Complete the following>
1) In the comment thread below about bad breath in pets, what did one vet say the 13-year-old Bichon has?
2) Condense the paragraph beginning "I'm afraid that from a history like that" from the comment thread below about bad breath in pets into a short bulleted list that keeps its main facts.
::: Provided text :::
David Harris BVSc MRCVS


78 thoughts on “Sometimes it’s not teeth – other causes of bad breath in pets.

      1. My 13 year old Bichon has the same problem. We’ve seen two veterinarians, body X-ray, blood work and no answers. They each did a visual of his mouth but no X-ray there (since February 2018 that is). One vet said he has congestive heart failure. Any thoughts? I’m desperate to help him but running out of money to keep going to the vet offices to no avail.

        1. I’m afraid that from a history like that, there’s no way we can tell what’s going on! It could be anything from an infection, to a tumour, to gut disease, to a hormonal condition – the signs are just too vague. I think the next step would be blood tests, if not carried out so far, but beyond that, it depends on the clinical examination and detailed history. Another option if the first opinion vets aren’t getting anywhere would be to talk to them about being referred to a specialist referral hospital – although expensive, they often have the specialist staff and facilities to get a diagnosis where the general practice vets aren’t able to.
          Good luck!


          1. I think he needs to be looked at by your vet; this could indicate kidney or liver disease, or a wide range of other serious problems.

    1. Is your dog still alive? If so. What caused this? It sounds like a partial blockage to me. I hope you got everything figured out?
::: Dataset excerpts :::
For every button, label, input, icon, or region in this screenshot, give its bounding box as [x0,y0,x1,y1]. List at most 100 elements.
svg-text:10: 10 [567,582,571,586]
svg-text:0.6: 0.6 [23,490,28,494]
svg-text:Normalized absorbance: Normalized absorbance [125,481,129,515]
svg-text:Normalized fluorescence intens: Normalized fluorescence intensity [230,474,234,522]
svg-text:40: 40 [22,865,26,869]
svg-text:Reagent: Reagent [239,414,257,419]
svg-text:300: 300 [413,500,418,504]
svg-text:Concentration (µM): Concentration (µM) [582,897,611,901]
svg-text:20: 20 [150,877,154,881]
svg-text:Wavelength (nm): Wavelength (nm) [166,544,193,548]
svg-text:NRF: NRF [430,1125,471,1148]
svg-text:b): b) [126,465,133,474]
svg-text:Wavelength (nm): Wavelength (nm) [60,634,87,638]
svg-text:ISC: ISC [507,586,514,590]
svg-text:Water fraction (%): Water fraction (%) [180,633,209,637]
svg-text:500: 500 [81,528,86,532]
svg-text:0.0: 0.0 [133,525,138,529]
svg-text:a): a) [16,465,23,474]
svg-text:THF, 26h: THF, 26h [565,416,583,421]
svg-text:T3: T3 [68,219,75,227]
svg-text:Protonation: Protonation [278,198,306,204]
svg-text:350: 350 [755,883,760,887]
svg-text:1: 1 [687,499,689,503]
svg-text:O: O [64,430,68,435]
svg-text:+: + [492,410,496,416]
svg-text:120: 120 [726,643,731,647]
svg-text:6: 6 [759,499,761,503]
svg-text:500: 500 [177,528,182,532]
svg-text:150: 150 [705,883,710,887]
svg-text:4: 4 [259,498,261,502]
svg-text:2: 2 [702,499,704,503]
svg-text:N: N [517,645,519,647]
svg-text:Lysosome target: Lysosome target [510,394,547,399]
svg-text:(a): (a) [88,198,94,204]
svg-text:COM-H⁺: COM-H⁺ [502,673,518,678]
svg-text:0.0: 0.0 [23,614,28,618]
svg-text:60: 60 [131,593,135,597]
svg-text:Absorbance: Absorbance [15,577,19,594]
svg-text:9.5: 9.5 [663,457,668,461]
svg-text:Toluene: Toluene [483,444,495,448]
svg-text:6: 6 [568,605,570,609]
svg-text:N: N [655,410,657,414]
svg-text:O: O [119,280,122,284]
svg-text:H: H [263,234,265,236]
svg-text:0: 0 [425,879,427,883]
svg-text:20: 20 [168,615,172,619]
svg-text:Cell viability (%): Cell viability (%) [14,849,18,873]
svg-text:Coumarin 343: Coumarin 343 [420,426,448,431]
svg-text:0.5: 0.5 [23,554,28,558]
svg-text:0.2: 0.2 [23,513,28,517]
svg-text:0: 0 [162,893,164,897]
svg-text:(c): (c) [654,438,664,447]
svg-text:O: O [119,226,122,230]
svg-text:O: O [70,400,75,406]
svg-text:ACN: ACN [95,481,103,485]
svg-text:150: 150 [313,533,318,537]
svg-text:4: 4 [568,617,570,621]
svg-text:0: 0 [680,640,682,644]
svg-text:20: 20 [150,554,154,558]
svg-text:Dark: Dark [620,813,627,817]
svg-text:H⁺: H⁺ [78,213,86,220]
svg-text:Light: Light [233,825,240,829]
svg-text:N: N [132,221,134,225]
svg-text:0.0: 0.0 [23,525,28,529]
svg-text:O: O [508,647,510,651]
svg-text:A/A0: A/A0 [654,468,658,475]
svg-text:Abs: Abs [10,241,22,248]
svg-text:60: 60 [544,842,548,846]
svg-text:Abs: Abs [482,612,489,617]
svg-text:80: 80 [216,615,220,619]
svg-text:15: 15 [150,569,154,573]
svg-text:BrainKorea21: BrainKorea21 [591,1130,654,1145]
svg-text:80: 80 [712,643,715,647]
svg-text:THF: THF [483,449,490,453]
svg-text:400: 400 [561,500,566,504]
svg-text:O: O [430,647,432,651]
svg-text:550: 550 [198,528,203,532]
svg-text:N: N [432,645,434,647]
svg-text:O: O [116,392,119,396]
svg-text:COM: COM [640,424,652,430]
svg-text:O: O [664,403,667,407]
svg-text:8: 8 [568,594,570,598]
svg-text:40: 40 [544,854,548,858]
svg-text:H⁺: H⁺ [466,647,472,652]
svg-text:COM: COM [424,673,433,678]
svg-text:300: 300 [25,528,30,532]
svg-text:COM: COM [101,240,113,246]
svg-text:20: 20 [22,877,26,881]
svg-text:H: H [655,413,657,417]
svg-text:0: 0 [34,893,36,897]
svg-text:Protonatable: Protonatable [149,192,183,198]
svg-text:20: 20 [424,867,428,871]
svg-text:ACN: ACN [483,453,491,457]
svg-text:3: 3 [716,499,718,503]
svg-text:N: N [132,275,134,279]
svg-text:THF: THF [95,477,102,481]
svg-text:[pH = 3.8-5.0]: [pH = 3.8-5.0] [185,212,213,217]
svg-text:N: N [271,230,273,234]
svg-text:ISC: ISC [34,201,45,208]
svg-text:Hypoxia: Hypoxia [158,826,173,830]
:::
Problem solutions>
1) Congestive heart failure.

2)
- The history given is too vague to tell what is going on.
- Possible causes range from an infection or a tumour to gut disease or a hormonal condition.
- The next step would be blood tests, if they have not been carried out yet.
- Beyond that, it depends on the clinical examination and a detailed history.
- If the first opinion vets are not getting anywhere, another option is to ask them about referral to a specialist referral hospital.
- Such hospitals are expensive, but they often have the specialist staff and facilities to reach a diagnosis when general practice vets cannot.